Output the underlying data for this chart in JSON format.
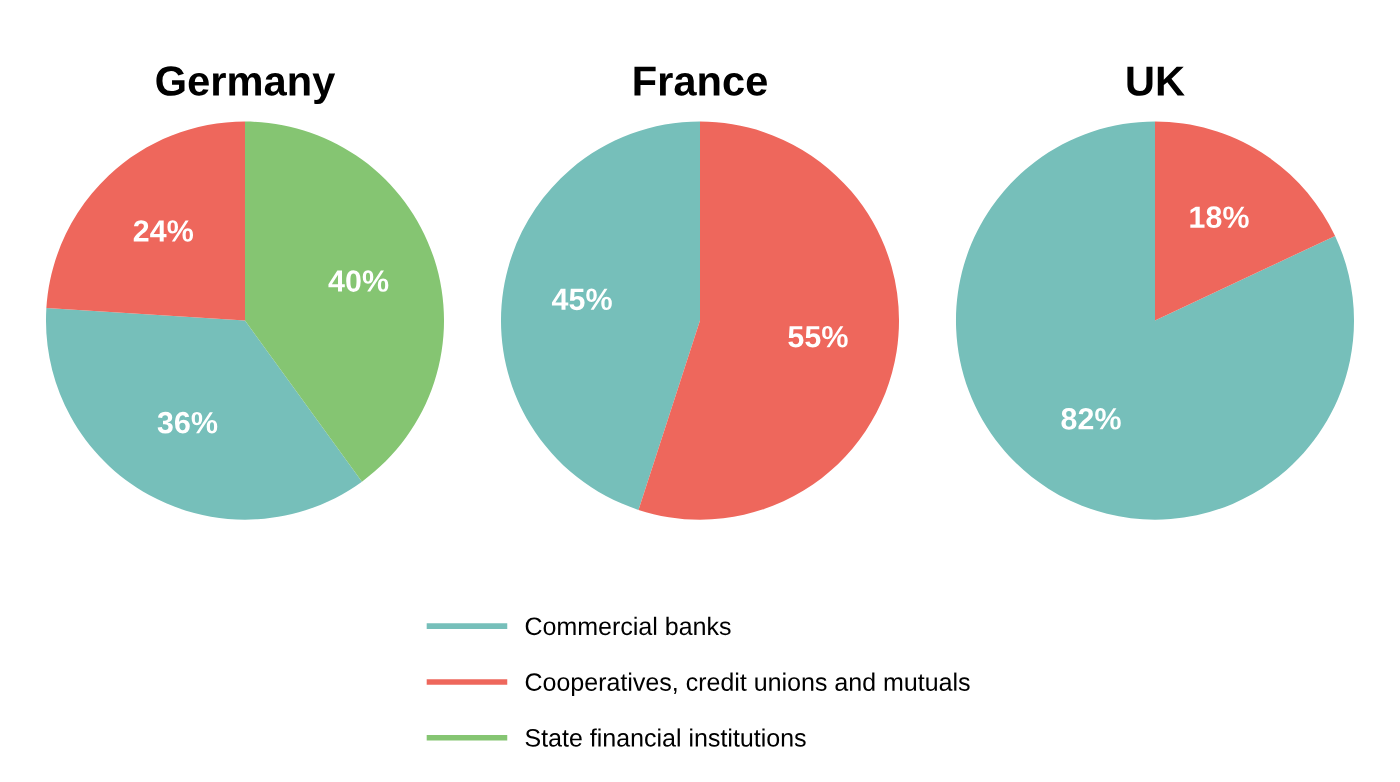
{
  "chart_data": [
    {
      "type": "pie",
      "title": "Germany",
      "categories": [
        "Commercial banks",
        "Cooperatives, credit unions and mutuals",
        "State financial institutions"
      ],
      "values": [
        36,
        24,
        40
      ],
      "value_labels": [
        "36%",
        "24%",
        "40%"
      ],
      "colors": [
        "#76bfba",
        "#ee675c",
        "#85c572"
      ],
      "legend": "bottom"
    },
    {
      "type": "pie",
      "title": "France",
      "categories": [
        null,
        null
      ],
      "values": [
        45,
        55
      ],
      "value_labels": [
        "45%",
        "55%"
      ],
      "colors": [
        "#76bfba",
        "#ee675c"
      ]
    },
    {
      "type": "pie",
      "title": "UK",
      "categories": [
        null,
        null
      ],
      "values": [
        82,
        18
      ],
      "value_labels": [
        "82%",
        "18%"
      ],
      "colors": [
        "#76bfba",
        "#ee675c"
      ]
    }
  ]
}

....

What is asked: Your copy should match the entries exactly, minus the pictures.

Finished answer:
Output the underlying data for this chart in JSON format.
{
  "chart_data": [
    {
      "type": "pie",
      "title": "Germany",
      "categories": [
        "Commercial banks",
        "Cooperatives, credit unions and mutuals",
        "State financial institutions"
      ],
      "values": [
        36,
        24,
        40
      ],
      "value_labels": [
        "36%",
        "24%",
        "40%"
      ],
      "colors": [
        "#76bfba",
        "#ee675c",
        "#85c572"
      ],
      "legend": "bottom"
    },
    {
      "type": "pie",
      "title": "France",
      "categories": [
        null,
        null
      ],
      "values": [
        45,
        55
      ],
      "value_labels": [
        "45%",
        "55%"
      ],
      "colors": [
        "#76bfba",
        "#ee675c"
      ]
    },
    {
      "type": "pie",
      "title": "UK",
      "categories": [
        null,
        null
      ],
      "values": [
        82,
        18
      ],
      "value_labels": [
        "82%",
        "18%"
      ],
      "colors": [
        "#76bfba",
        "#ee675c"
      ]
    }
  ]
}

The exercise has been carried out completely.